───── SELECTED PASSAGE

#!/usr/bin/bash

## This script processes an entire text file of Finnish 
## with omorfi. Each sentenceis passed word by word through 
## omorfi, and whatever morphemes are returned by omorfi are 
## output in place of the input token. The output is written 
## to std out and should be redirected to an output file 
## when calling this script.

cat /data/parallel/training/europarl-v8.tokenized.fi-en.fi | while read sent; do

	echo $sent | omorfi-analyse-text.sh > finnish

	echo -n "" > output
	new=true
	cat finnish | while read line; do

		if $new ;then

			if (( $(echo $line | wc -w) > 1 )); then
				new=false
				word=$(echo $line | cut -f2 -d' ')
				if [[ $word == *"#"* ]]; then
					i=1
					while [ "$(echo $word | cut -f$i -d'#')" != "" ]; do
						echo -n "$(echo $word | cut -f$i -d'#') " >> output
						((i+=1))
					done
				else
					if [[ $word != "+?" ]]; then
						echo -n "$word " >> output
					else
						echo -n "$(echo $line | cut -f1 -d' ') " >> output
					fi
				fi			
			fi
		fi
		if [ "$line" = "" ]; then
			new=true
		fi
	done
	echo >> output
	cat output
	rm finnish
	rm output
done

──────────
───── SUPPLIED DATA

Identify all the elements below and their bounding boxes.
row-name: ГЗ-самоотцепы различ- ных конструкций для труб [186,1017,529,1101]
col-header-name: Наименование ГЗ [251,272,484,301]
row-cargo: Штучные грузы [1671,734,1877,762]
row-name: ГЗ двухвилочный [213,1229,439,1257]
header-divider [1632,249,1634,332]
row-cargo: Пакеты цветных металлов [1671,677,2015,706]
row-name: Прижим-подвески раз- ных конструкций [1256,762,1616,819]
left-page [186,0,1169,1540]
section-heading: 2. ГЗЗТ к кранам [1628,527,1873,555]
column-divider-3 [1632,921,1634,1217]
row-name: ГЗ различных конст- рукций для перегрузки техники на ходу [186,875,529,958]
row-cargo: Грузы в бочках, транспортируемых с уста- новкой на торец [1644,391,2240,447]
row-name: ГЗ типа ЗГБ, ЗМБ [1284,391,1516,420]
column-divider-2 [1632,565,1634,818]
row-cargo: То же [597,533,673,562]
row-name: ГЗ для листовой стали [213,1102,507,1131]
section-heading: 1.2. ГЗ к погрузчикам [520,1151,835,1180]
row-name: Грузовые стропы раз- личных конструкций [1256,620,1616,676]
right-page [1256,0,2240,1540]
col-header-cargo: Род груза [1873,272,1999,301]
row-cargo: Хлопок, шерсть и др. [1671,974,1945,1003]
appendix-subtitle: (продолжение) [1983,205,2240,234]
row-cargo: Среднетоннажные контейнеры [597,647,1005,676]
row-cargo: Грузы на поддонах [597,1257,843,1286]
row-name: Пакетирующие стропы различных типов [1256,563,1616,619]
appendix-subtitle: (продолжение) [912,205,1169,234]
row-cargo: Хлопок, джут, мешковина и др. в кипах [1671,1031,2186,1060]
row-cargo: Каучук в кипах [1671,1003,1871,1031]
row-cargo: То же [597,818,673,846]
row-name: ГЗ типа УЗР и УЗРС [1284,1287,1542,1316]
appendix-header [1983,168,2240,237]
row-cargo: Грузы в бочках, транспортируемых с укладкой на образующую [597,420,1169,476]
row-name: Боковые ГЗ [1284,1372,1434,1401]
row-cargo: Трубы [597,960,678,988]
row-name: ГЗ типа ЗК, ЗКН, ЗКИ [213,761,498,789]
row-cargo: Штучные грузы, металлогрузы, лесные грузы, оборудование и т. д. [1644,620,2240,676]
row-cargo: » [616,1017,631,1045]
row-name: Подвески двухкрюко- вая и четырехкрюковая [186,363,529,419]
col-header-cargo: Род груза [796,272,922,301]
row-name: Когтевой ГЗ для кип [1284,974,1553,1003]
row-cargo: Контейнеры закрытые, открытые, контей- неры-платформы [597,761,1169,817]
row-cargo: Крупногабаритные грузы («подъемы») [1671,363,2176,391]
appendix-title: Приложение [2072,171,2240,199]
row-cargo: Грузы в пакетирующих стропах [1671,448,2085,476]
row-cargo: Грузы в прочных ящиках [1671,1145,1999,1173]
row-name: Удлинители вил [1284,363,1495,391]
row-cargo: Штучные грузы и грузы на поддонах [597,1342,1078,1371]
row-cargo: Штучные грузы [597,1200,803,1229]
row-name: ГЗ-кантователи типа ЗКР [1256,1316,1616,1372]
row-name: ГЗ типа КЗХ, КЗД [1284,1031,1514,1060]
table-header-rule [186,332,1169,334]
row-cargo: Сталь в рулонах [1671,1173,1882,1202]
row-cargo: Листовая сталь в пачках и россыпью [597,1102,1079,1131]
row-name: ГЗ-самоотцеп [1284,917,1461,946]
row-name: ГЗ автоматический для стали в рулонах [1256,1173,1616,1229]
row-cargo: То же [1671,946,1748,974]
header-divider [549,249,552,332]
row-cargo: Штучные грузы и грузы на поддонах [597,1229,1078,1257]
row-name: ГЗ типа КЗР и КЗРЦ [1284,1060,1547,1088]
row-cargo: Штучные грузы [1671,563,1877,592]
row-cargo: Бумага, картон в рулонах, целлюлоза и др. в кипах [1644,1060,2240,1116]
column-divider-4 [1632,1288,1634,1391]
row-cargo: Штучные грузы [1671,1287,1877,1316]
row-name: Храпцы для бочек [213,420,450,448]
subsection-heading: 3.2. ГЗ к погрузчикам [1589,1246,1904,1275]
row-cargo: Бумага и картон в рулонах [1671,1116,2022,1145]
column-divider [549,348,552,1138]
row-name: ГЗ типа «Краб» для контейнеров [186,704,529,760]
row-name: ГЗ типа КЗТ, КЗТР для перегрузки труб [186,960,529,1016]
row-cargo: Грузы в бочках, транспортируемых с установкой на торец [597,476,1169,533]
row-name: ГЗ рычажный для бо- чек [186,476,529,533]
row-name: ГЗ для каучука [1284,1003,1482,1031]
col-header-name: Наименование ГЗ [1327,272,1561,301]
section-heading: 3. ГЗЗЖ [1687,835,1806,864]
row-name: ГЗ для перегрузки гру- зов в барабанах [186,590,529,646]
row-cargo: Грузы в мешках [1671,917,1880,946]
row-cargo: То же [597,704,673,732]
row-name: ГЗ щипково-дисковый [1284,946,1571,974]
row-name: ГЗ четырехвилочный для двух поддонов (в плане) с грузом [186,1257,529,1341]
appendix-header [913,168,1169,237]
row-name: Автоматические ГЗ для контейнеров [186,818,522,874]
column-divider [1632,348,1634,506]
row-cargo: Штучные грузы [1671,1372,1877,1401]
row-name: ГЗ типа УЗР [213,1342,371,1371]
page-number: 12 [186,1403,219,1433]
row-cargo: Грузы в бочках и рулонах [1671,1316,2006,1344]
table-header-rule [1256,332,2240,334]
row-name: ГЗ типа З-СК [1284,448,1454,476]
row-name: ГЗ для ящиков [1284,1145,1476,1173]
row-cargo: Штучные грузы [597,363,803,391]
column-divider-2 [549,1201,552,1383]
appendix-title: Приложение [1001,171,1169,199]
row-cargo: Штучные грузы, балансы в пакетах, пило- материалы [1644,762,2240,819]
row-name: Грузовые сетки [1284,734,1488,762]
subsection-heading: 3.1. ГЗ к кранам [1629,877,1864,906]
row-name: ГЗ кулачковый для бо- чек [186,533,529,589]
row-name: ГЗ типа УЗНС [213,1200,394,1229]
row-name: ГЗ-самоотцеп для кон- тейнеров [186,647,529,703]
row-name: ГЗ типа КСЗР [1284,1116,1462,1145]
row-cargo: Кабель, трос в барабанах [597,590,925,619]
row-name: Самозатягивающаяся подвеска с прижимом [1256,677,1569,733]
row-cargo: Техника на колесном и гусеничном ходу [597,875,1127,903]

──────────

> [TASKS TO COMPLETE]:
**a)** List every shell variable name that the bash script assigns a value to.
**b)** Summarize the bash script in two sentences.
Base your work solely on the script shown.

> [REPLIES]:
**a)** sent, new, line, word, i

**b)** The script takes a Finnish text file and passes each sentence word by word through omorfi, writing the morphemes omorfi returns in place of each input token. It sends the result to standard output, which should be redirected to an output file when the script is called.